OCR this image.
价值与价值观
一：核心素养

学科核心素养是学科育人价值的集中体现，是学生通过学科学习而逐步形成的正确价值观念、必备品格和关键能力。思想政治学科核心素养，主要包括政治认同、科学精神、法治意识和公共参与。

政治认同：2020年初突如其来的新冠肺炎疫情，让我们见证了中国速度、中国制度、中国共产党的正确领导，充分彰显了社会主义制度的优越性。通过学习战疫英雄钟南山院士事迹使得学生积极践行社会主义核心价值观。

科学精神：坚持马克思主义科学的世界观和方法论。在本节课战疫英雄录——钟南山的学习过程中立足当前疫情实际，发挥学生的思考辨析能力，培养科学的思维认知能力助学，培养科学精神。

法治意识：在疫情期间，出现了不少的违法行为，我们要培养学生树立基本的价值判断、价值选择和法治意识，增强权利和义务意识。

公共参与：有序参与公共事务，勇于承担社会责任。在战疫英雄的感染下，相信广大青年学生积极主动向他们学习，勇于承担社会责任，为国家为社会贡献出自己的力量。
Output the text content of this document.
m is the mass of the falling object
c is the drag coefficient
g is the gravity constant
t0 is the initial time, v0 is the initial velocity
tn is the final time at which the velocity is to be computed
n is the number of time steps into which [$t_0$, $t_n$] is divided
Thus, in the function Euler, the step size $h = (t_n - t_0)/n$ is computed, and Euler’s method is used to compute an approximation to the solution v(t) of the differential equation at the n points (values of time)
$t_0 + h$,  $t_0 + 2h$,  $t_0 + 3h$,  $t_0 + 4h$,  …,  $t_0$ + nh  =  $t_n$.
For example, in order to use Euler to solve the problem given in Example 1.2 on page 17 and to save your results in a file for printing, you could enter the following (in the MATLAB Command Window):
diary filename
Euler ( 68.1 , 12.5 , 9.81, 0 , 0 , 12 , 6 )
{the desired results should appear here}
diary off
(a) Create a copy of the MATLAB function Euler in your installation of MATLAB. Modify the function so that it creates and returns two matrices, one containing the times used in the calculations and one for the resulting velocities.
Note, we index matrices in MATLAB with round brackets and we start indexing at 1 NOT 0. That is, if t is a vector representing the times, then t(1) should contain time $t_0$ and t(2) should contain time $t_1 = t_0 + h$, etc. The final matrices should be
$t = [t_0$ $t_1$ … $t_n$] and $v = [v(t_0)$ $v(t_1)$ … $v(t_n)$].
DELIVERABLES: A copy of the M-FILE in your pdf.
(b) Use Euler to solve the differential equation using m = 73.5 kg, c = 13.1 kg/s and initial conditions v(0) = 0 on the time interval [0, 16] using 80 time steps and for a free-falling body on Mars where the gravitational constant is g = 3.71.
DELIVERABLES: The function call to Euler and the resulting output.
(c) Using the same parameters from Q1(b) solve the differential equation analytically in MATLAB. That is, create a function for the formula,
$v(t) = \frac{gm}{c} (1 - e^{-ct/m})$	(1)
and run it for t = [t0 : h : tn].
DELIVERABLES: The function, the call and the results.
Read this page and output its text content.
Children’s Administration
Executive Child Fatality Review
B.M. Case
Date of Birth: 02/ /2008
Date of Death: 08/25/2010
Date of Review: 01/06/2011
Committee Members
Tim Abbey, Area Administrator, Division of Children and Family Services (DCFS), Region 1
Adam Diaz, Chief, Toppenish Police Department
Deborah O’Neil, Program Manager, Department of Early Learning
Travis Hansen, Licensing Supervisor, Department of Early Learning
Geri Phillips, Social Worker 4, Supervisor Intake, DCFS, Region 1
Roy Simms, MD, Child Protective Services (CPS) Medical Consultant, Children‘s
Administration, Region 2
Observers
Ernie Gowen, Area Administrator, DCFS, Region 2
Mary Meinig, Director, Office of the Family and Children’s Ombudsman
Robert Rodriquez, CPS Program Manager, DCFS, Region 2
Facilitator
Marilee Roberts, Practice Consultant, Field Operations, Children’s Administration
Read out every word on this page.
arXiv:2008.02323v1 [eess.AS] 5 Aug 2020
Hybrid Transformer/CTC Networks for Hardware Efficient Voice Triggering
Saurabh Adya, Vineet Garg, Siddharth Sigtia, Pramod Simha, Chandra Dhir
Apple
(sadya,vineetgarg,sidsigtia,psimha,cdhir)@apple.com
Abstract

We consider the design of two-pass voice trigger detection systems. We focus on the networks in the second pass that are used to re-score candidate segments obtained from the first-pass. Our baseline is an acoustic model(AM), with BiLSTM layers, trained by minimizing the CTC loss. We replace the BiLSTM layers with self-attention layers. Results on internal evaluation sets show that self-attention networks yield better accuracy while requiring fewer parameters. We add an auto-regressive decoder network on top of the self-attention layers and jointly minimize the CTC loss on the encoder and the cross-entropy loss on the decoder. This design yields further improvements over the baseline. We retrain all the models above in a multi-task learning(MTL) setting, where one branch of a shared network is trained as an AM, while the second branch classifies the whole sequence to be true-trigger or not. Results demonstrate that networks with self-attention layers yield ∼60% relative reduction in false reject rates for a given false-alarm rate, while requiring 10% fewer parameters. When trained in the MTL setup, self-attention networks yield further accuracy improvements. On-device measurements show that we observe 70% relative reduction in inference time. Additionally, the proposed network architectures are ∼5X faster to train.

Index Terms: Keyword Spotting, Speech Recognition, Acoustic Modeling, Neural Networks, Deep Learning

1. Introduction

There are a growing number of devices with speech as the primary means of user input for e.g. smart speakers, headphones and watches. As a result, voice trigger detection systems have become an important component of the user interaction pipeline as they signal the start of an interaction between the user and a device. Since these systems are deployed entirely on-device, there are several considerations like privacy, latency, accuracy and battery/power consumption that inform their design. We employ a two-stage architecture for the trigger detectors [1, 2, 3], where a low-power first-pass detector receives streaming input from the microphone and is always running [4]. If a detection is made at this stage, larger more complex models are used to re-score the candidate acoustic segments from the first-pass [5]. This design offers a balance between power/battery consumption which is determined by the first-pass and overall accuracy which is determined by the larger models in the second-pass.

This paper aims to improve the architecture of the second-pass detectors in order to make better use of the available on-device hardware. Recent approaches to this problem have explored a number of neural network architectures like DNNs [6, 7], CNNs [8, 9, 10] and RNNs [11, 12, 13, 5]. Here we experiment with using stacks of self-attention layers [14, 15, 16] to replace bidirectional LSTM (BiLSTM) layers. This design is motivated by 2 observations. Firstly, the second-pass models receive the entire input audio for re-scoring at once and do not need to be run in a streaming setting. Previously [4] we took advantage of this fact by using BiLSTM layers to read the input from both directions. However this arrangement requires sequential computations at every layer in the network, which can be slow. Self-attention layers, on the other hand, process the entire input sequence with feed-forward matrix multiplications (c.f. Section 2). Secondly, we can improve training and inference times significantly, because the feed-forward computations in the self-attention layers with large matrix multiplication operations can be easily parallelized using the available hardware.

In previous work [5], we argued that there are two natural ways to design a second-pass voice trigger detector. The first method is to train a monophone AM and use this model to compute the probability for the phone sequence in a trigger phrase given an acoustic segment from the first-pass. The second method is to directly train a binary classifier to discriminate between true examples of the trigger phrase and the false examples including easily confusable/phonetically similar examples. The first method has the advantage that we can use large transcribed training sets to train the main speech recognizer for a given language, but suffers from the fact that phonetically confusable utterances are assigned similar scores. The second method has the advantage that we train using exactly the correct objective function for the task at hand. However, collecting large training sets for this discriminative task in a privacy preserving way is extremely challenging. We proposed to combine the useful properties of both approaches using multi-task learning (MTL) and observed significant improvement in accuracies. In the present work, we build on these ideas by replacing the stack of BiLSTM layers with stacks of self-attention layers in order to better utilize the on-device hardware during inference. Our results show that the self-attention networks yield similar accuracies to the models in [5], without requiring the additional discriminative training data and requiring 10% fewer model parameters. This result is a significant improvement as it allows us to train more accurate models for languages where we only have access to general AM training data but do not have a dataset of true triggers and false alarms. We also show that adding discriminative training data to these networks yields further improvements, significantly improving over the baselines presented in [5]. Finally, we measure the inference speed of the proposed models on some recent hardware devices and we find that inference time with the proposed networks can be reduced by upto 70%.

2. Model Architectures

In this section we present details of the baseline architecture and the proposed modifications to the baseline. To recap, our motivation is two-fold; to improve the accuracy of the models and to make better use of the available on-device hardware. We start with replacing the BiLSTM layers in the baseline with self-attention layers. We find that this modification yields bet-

#### [Set task]
Copy out each line of the data containing the string "resulting".

#### [Finished answer]
(a) Create a copy of the MATLAB function Euler in your installation of MATLAB. Modify the function so that it creates and returns two matrices, one containing the times used in the calculations and one for the resulting velocities.
DELIVERABLES: The function call to Euler and the resulting output.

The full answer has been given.